Dataset entries:
"""

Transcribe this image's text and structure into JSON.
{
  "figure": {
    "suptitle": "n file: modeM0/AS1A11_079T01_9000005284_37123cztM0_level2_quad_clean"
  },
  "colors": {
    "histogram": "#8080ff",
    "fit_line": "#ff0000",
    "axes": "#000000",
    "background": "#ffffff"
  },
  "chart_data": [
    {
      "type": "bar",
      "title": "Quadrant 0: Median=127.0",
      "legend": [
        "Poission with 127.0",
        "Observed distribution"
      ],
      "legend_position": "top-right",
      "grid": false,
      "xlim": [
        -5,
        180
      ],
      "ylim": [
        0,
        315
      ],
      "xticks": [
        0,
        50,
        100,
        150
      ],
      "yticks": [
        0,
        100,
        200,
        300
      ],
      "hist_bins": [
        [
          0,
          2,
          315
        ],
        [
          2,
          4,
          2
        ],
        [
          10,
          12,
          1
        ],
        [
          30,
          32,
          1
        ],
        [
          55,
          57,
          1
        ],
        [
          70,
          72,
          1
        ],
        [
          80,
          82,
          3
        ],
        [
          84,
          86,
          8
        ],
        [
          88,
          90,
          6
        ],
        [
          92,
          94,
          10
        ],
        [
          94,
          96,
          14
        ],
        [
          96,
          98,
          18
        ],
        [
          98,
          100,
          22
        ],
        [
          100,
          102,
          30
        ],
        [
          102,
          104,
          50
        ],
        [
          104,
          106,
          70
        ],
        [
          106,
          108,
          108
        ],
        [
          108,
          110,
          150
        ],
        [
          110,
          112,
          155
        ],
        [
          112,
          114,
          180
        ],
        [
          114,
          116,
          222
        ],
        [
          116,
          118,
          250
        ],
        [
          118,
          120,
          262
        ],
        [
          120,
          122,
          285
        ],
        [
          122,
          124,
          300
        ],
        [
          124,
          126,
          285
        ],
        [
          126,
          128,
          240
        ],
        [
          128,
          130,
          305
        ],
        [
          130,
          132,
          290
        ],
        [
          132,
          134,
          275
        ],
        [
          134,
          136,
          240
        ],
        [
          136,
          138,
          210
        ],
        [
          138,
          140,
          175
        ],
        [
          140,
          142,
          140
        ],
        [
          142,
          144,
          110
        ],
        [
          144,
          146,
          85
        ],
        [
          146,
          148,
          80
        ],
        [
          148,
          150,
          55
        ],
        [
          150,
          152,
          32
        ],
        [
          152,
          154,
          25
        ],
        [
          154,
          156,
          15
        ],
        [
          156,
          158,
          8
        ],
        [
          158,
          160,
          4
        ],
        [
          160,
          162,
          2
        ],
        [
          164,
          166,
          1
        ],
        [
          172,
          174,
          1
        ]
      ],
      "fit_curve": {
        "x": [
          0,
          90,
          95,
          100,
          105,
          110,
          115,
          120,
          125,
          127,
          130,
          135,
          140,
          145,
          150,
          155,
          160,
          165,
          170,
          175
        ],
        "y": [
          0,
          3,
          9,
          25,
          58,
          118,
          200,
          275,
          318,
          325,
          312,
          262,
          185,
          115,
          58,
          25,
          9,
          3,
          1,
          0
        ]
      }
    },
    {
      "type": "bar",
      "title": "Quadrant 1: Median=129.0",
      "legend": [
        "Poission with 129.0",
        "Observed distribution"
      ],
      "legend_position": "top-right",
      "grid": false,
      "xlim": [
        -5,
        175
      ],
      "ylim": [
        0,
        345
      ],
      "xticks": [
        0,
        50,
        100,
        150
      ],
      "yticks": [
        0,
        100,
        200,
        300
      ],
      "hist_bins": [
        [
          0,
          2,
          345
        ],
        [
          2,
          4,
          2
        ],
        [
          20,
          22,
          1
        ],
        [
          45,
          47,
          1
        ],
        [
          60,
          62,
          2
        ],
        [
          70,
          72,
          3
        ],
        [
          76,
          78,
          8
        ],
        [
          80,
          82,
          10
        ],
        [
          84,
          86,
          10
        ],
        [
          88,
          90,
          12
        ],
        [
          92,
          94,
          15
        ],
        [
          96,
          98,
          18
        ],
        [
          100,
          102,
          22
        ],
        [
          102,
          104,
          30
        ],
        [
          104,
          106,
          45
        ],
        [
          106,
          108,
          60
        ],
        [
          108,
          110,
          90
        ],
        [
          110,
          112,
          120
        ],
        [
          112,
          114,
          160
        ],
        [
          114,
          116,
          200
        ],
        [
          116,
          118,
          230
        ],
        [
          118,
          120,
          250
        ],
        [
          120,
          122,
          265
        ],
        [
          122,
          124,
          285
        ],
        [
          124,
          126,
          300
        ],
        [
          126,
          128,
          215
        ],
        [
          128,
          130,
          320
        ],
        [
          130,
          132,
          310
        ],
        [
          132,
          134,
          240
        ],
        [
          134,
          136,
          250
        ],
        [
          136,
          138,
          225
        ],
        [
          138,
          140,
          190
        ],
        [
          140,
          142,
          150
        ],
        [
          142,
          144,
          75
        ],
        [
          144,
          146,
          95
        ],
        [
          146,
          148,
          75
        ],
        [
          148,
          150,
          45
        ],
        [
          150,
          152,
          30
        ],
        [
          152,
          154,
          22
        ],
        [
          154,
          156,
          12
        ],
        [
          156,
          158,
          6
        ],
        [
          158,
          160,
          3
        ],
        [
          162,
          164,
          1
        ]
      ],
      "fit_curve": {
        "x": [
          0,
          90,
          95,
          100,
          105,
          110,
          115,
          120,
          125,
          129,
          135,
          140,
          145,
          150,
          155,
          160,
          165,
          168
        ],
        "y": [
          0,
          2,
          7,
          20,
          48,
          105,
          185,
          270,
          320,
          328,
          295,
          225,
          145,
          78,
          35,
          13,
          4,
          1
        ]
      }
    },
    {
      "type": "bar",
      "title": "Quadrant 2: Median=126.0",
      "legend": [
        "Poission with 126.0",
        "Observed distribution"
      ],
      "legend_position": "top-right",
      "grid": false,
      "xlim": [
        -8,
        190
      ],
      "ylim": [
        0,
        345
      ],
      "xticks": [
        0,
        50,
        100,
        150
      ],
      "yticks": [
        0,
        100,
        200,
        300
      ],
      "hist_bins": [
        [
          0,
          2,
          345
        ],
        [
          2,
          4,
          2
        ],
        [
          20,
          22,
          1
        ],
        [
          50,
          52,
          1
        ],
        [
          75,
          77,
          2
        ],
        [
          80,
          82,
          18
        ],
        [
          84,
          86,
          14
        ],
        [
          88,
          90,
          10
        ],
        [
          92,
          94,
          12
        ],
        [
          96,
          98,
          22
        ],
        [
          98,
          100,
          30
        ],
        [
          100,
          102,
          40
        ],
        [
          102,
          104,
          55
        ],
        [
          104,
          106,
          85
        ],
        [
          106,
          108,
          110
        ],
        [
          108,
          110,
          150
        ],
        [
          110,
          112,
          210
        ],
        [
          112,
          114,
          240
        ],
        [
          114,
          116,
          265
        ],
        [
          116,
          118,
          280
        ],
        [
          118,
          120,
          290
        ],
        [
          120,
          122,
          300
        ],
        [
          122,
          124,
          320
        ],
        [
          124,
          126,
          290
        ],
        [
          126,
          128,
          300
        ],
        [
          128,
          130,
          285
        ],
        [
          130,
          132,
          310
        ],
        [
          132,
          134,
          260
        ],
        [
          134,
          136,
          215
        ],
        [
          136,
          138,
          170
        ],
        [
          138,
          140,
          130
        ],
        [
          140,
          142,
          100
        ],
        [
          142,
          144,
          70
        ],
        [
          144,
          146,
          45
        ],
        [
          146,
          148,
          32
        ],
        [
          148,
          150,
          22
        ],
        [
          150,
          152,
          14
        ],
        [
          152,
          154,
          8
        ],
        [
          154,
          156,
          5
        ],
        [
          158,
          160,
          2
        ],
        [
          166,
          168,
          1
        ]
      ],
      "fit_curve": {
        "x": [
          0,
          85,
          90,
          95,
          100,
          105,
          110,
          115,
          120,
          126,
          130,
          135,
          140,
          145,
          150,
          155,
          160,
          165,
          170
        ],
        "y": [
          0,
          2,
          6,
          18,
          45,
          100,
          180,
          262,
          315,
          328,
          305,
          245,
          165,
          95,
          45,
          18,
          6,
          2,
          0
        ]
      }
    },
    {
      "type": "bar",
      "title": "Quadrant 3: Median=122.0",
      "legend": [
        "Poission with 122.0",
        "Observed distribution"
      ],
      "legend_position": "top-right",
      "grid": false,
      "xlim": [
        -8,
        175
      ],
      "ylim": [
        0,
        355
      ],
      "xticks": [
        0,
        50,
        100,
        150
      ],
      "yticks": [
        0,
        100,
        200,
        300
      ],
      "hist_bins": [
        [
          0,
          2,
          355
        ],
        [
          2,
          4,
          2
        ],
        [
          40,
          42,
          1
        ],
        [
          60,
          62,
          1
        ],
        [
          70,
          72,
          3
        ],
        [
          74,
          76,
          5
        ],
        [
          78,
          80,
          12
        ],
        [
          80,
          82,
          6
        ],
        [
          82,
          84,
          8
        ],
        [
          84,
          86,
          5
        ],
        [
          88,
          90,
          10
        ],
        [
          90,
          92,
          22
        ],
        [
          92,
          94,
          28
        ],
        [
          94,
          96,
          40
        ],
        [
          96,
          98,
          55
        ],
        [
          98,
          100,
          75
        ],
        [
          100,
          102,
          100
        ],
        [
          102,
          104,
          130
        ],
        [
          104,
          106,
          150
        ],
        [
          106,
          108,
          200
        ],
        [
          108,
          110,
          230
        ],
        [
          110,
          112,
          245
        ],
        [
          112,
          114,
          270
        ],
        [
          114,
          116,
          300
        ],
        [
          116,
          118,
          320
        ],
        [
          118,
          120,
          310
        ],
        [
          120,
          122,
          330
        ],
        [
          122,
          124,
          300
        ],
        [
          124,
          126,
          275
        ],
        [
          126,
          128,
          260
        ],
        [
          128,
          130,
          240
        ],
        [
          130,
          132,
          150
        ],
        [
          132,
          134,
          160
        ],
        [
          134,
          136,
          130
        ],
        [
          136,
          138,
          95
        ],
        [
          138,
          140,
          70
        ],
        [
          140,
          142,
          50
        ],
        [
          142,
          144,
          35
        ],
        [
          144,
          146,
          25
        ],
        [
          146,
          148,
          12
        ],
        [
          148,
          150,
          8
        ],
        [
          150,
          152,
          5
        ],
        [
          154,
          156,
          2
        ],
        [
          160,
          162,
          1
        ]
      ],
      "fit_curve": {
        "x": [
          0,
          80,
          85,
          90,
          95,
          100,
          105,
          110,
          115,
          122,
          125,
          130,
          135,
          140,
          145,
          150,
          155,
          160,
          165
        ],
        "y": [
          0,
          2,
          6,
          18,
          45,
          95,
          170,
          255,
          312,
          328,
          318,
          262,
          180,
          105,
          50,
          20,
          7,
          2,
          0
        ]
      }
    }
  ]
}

"""

Report how many lines above hold the string "Poission", giving nothing but the number.

ANSWER BELOW
4